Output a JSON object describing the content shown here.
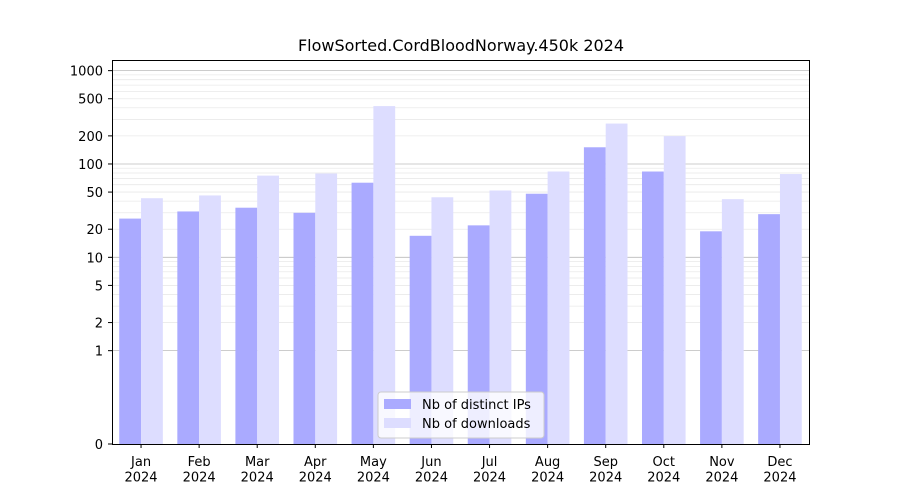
{
  "chart_data": {
    "type": "bar",
    "title": "FlowSorted.CordBloodNorway.450k 2024",
    "xlabel": "",
    "ylabel": "",
    "y_scale": "symlog",
    "ylim": [
      0,
      1300
    ],
    "y_ticks": [
      0,
      1,
      2,
      5,
      10,
      20,
      50,
      100,
      200,
      500,
      1000
    ],
    "categories": [
      "Jan\n2024",
      "Feb\n2024",
      "Mar\n2024",
      "Apr\n2024",
      "May\n2024",
      "Jun\n2024",
      "Jul\n2024",
      "Aug\n2024",
      "Sep\n2024",
      "Oct\n2024",
      "Nov\n2024",
      "Dec\n2024"
    ],
    "series": [
      {
        "name": "Nb of distinct IPs",
        "color": "#aaaaff",
        "values": [
          26,
          31,
          34,
          30,
          63,
          17,
          22,
          48,
          151,
          83,
          19,
          29
        ]
      },
      {
        "name": "Nb of downloads",
        "color": "#ddddff",
        "values": [
          43,
          46,
          75,
          79,
          417,
          44,
          52,
          83,
          271,
          199,
          42,
          78
        ]
      }
    ],
    "grid": true,
    "legend_position": "bottom-center"
  }
}
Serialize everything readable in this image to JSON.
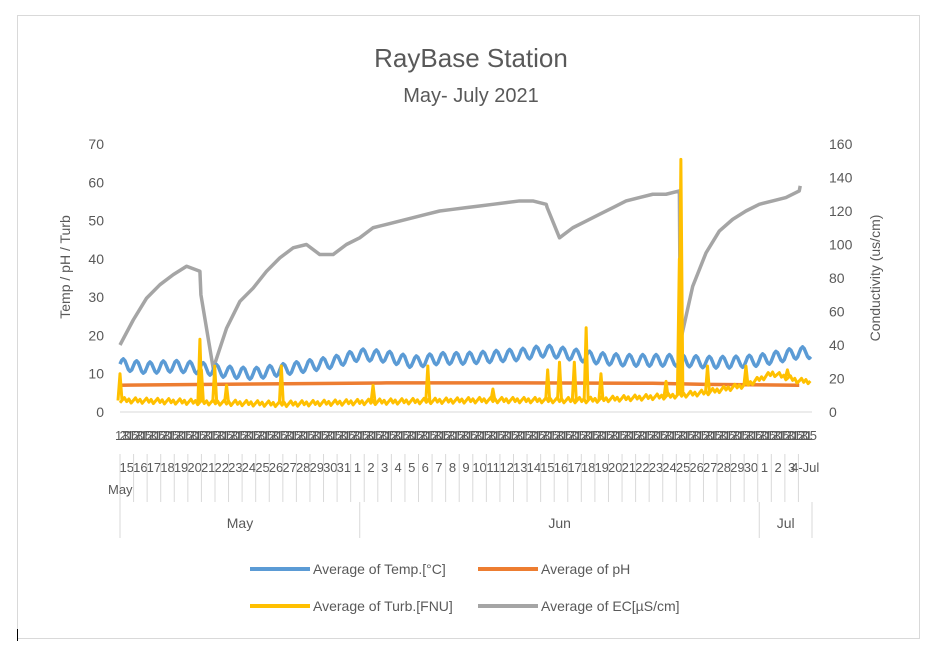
{
  "chart_data": {
    "type": "line",
    "title": "RayBase Station",
    "subtitle": "May- July 2021",
    "ylabel_left": "Temp / pH / Turb",
    "ylabel_right": "Conductivity (us/cm)",
    "ylim_left": [
      0,
      70
    ],
    "ylim_right": [
      0,
      160
    ],
    "yticks_left": [
      "0",
      "10",
      "20",
      "30",
      "40",
      "50",
      "60",
      "70"
    ],
    "yticks_right": [
      "0",
      "20",
      "40",
      "60",
      "80",
      "100",
      "120",
      "140",
      "160"
    ],
    "x_start_date": "2021-05-14",
    "x_end_date": "2021-07-04",
    "hour_tick_labels": [
      "13",
      "21",
      "05"
    ],
    "day_tick_labels": [
      "15",
      "16",
      "17",
      "18",
      "19",
      "20",
      "21",
      "22",
      "23",
      "24",
      "25",
      "26",
      "27",
      "28",
      "29",
      "30",
      "31",
      "1",
      "2",
      "3",
      "4",
      "5",
      "6",
      "7",
      "8",
      "9",
      "10",
      "11",
      "12",
      "13",
      "14",
      "15",
      "16",
      "17",
      "18",
      "19",
      "20",
      "21",
      "22",
      "23",
      "24",
      "25",
      "26",
      "27",
      "28",
      "29",
      "30",
      "1",
      "2",
      "3",
      "4-Jul"
    ],
    "first_day_label": "May",
    "month_labels": [
      {
        "label": "May",
        "start": "2021-05-14",
        "end": "2021-05-31"
      },
      {
        "label": "Jun",
        "start": "2021-06-01",
        "end": "2021-06-30"
      },
      {
        "label": "Jul",
        "start": "2021-07-01",
        "end": "2021-07-04"
      }
    ],
    "grid": false,
    "legend_position": "bottom",
    "series": [
      {
        "name": "Average of Temp.[°C]",
        "axis": "left",
        "color": "#5b9bd5",
        "points": [
          [
            "2021-05-14",
            12.5
          ],
          [
            "2021-05-16",
            11.5
          ],
          [
            "2021-05-18",
            12.0
          ],
          [
            "2021-05-20",
            11.5
          ],
          [
            "2021-05-22",
            10.5
          ],
          [
            "2021-05-24",
            10.0
          ],
          [
            "2021-05-26",
            11.0
          ],
          [
            "2021-05-28",
            12.0
          ],
          [
            "2021-05-30",
            13.0
          ],
          [
            "2021-06-01",
            15.0
          ],
          [
            "2021-06-03",
            14.5
          ],
          [
            "2021-06-05",
            13.0
          ],
          [
            "2021-06-07",
            14.0
          ],
          [
            "2021-06-09",
            14.0
          ],
          [
            "2021-06-11",
            14.5
          ],
          [
            "2021-06-13",
            15.0
          ],
          [
            "2021-06-15",
            16.0
          ],
          [
            "2021-06-17",
            15.0
          ],
          [
            "2021-06-19",
            14.0
          ],
          [
            "2021-06-21",
            13.5
          ],
          [
            "2021-06-23",
            13.5
          ],
          [
            "2021-06-25",
            13.5
          ],
          [
            "2021-06-27",
            13.0
          ],
          [
            "2021-06-29",
            13.0
          ],
          [
            "2021-07-01",
            13.5
          ],
          [
            "2021-07-04",
            15.5
          ]
        ],
        "diurnal_amplitude": 1.5
      },
      {
        "name": "Average of pH",
        "axis": "left",
        "color": "#ed7d31",
        "points": [
          [
            "2021-05-14",
            7.0
          ],
          [
            "2021-05-24",
            7.3
          ],
          [
            "2021-06-03",
            7.6
          ],
          [
            "2021-06-13",
            7.6
          ],
          [
            "2021-06-23",
            7.5
          ],
          [
            "2021-06-27",
            7.2
          ],
          [
            "2021-07-04",
            7.0
          ]
        ]
      },
      {
        "name": "Average of Turb.[FNU]",
        "axis": "left",
        "color": "#ffc000",
        "baseline_points": [
          [
            "2021-05-14",
            3.0
          ],
          [
            "2021-05-20",
            2.5
          ],
          [
            "2021-05-26",
            2.0
          ],
          [
            "2021-06-01",
            2.5
          ],
          [
            "2021-06-10",
            3.0
          ],
          [
            "2021-06-18",
            3.0
          ],
          [
            "2021-06-24",
            4.0
          ],
          [
            "2021-06-27",
            5.0
          ],
          [
            "2021-06-30",
            7.0
          ],
          [
            "2021-07-02",
            10.0
          ],
          [
            "2021-07-04",
            8.0
          ]
        ],
        "spikes": [
          [
            "2021-05-14",
            10
          ],
          [
            "2021-05-20",
            11
          ],
          [
            "2021-05-20",
            19
          ],
          [
            "2021-05-21",
            12
          ],
          [
            "2021-05-22",
            7
          ],
          [
            "2021-05-26",
            12
          ],
          [
            "2021-06-02",
            7
          ],
          [
            "2021-06-06",
            12
          ],
          [
            "2021-06-11",
            6
          ],
          [
            "2021-06-15",
            11
          ],
          [
            "2021-06-16",
            13
          ],
          [
            "2021-06-17",
            13
          ],
          [
            "2021-06-18",
            22
          ],
          [
            "2021-06-19",
            10
          ],
          [
            "2021-06-24",
            8
          ],
          [
            "2021-06-25",
            66
          ],
          [
            "2021-06-25",
            40
          ],
          [
            "2021-06-27",
            12
          ],
          [
            "2021-06-30",
            12
          ],
          [
            "2021-07-03",
            11
          ]
        ]
      },
      {
        "name": "Average of EC[µS/cm]",
        "axis": "right",
        "color": "#a5a5a5",
        "points": [
          [
            "2021-05-14",
            40
          ],
          [
            "2021-05-15",
            55
          ],
          [
            "2021-05-16",
            68
          ],
          [
            "2021-05-17",
            76
          ],
          [
            "2021-05-18",
            82
          ],
          [
            "2021-05-19",
            87
          ],
          [
            "2021-05-20",
            84
          ],
          [
            "2021-05-20",
            70
          ],
          [
            "2021-05-21",
            26
          ],
          [
            "2021-05-22",
            50
          ],
          [
            "2021-05-23",
            66
          ],
          [
            "2021-05-24",
            74
          ],
          [
            "2021-05-25",
            84
          ],
          [
            "2021-05-26",
            92
          ],
          [
            "2021-05-27",
            98
          ],
          [
            "2021-05-28",
            100
          ],
          [
            "2021-05-29",
            94
          ],
          [
            "2021-05-30",
            94
          ],
          [
            "2021-05-31",
            100
          ],
          [
            "2021-06-01",
            104
          ],
          [
            "2021-06-02",
            110
          ],
          [
            "2021-06-03",
            112
          ],
          [
            "2021-06-04",
            114
          ],
          [
            "2021-06-05",
            116
          ],
          [
            "2021-06-06",
            118
          ],
          [
            "2021-06-07",
            120
          ],
          [
            "2021-06-08",
            121
          ],
          [
            "2021-06-09",
            122
          ],
          [
            "2021-06-10",
            123
          ],
          [
            "2021-06-11",
            124
          ],
          [
            "2021-06-12",
            125
          ],
          [
            "2021-06-13",
            126
          ],
          [
            "2021-06-14",
            126
          ],
          [
            "2021-06-15",
            124
          ],
          [
            "2021-06-15",
            122
          ],
          [
            "2021-06-16",
            104
          ],
          [
            "2021-06-17",
            110
          ],
          [
            "2021-06-18",
            114
          ],
          [
            "2021-06-19",
            118
          ],
          [
            "2021-06-20",
            122
          ],
          [
            "2021-06-21",
            126
          ],
          [
            "2021-06-22",
            128
          ],
          [
            "2021-06-23",
            130
          ],
          [
            "2021-06-24",
            130
          ],
          [
            "2021-06-25",
            132
          ],
          [
            "2021-06-25",
            42
          ],
          [
            "2021-06-26",
            75
          ],
          [
            "2021-06-27",
            95
          ],
          [
            "2021-06-28",
            108
          ],
          [
            "2021-06-29",
            115
          ],
          [
            "2021-06-30",
            120
          ],
          [
            "2021-07-01",
            124
          ],
          [
            "2021-07-02",
            126
          ],
          [
            "2021-07-03",
            128
          ],
          [
            "2021-07-04",
            132
          ],
          [
            "2021-07-04",
            135
          ]
        ]
      }
    ]
  }
}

| Problem |
Look through the data and show every line containing "Turb".

| Finished task |
    "ylabel_left": "Temp / pH / Turb",
        "name": "Average of Turb.[FNU]",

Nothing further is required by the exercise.